> _WRITTEN EXERCISE_: Identify every line in the records below that contains the word "ignition", and copy each of those lines.

***** INPUT RECORDS *****

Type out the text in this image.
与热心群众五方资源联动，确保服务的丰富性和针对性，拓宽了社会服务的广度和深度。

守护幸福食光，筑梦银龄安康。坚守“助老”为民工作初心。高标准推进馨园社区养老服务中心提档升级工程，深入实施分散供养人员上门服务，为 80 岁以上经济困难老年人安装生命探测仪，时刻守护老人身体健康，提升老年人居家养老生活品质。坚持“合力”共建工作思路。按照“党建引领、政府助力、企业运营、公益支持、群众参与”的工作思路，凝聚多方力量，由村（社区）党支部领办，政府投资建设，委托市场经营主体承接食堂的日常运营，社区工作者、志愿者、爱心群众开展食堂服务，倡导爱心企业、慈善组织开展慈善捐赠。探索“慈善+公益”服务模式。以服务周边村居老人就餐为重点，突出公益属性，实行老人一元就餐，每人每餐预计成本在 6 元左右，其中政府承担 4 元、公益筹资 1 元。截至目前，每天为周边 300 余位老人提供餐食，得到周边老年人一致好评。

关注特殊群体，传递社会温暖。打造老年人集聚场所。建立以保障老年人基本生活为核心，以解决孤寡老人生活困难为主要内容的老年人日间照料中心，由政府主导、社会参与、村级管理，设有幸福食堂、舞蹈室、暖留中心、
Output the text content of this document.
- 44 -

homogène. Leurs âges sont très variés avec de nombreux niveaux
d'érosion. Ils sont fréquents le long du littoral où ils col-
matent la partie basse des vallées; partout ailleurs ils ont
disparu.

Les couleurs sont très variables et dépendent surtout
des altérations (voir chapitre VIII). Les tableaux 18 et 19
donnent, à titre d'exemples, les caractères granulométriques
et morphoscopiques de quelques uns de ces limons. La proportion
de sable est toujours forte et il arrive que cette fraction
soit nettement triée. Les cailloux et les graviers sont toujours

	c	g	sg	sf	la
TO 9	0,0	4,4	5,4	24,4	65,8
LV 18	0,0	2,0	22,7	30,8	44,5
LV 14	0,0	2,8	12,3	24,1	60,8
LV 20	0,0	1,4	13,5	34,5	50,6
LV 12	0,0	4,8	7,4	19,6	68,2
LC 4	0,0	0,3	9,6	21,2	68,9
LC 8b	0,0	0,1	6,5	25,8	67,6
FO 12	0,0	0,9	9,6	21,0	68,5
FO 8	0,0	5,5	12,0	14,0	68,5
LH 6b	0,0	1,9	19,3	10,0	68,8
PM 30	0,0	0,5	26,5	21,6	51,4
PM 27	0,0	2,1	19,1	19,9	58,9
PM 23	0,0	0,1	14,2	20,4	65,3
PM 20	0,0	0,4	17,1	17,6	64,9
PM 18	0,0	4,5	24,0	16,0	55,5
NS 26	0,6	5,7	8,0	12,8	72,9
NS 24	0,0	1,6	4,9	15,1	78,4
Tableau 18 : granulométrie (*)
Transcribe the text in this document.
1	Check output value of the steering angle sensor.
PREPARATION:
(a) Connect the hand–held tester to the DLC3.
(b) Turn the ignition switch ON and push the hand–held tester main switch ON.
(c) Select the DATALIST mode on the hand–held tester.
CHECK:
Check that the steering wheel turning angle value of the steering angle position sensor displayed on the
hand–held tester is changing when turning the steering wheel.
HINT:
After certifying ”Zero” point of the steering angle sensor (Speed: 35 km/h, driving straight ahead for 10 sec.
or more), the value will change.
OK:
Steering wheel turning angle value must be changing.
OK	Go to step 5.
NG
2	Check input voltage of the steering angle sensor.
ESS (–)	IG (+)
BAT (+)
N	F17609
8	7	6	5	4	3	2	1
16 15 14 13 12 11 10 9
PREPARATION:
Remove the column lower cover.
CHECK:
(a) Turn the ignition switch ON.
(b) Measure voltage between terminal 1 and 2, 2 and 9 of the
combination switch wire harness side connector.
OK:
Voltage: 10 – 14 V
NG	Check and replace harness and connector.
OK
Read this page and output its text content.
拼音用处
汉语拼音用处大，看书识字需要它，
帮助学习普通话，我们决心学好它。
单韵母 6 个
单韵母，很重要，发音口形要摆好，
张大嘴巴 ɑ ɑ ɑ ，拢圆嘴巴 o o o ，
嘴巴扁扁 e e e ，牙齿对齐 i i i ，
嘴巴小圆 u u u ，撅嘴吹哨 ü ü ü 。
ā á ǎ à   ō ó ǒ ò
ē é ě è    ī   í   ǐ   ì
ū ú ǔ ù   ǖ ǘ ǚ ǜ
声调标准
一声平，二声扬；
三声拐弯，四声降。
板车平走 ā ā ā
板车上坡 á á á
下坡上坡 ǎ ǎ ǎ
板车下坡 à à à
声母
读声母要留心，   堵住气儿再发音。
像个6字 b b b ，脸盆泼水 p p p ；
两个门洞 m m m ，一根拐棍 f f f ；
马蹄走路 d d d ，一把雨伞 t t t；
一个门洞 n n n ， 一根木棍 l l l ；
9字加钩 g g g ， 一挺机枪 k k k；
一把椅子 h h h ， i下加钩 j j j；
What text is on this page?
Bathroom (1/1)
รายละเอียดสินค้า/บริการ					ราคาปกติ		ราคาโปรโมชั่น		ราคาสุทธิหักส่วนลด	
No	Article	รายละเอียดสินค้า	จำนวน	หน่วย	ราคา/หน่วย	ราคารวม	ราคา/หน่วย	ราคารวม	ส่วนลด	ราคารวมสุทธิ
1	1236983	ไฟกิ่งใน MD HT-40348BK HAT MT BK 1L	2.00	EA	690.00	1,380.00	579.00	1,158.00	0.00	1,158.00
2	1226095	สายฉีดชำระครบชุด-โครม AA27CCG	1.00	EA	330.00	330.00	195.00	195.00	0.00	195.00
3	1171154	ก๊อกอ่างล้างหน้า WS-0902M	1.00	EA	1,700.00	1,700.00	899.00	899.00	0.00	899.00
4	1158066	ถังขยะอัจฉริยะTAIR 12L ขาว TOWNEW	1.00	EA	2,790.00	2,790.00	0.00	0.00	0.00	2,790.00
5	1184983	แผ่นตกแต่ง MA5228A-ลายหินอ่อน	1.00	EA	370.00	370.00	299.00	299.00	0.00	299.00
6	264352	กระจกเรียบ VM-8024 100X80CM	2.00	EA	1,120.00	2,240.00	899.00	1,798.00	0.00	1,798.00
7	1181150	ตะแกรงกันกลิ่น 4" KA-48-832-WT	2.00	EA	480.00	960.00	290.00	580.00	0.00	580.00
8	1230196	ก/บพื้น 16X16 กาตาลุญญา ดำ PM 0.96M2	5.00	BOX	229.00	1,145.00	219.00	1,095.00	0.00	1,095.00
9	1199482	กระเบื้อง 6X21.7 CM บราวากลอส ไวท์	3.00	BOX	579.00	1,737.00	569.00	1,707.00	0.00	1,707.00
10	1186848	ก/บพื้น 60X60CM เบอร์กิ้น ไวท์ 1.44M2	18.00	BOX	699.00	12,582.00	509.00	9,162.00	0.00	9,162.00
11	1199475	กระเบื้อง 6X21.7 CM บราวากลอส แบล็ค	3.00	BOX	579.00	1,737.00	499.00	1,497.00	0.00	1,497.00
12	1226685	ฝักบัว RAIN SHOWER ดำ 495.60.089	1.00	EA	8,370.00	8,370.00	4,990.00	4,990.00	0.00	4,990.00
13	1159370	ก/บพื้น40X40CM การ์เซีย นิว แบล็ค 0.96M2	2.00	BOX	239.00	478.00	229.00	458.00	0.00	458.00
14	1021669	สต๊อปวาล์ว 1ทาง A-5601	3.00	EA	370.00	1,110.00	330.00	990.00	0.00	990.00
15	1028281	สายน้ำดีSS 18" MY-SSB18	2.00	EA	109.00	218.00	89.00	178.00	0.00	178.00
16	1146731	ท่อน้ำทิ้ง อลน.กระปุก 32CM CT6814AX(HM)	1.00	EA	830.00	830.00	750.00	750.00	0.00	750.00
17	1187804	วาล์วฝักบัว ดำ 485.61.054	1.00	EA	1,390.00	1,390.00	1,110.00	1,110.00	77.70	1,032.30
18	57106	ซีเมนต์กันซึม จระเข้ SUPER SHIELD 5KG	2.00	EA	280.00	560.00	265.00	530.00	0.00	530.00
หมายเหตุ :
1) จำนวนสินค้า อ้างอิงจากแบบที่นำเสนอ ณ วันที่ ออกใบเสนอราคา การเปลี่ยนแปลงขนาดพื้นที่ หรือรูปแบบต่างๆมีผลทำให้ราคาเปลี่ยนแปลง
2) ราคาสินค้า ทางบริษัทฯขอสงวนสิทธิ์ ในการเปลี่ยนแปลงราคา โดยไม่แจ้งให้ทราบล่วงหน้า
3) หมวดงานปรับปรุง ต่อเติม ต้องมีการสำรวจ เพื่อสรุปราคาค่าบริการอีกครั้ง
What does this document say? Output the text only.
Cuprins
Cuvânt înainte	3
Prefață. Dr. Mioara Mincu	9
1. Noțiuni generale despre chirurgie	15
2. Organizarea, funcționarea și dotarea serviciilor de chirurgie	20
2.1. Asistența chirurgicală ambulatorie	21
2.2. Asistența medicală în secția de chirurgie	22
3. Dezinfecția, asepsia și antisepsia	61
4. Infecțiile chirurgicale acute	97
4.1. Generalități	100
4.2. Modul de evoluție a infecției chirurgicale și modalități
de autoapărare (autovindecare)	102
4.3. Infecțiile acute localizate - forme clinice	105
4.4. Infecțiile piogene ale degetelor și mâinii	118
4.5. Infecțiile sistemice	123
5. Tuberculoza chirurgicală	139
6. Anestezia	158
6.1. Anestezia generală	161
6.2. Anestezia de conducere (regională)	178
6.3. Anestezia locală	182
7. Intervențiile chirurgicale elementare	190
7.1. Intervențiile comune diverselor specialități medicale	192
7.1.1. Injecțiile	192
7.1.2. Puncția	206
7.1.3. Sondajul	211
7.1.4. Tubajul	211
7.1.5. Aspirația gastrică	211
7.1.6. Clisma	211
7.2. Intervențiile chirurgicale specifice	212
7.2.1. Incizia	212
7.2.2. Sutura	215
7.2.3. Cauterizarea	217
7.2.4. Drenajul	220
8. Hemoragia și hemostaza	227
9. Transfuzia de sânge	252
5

*****

> _RESULT OF THE EXERCISE_:
(b) Turn the ignition switch ON and push the hand–held tester main switch ON.
(a) Turn the ignition switch ON.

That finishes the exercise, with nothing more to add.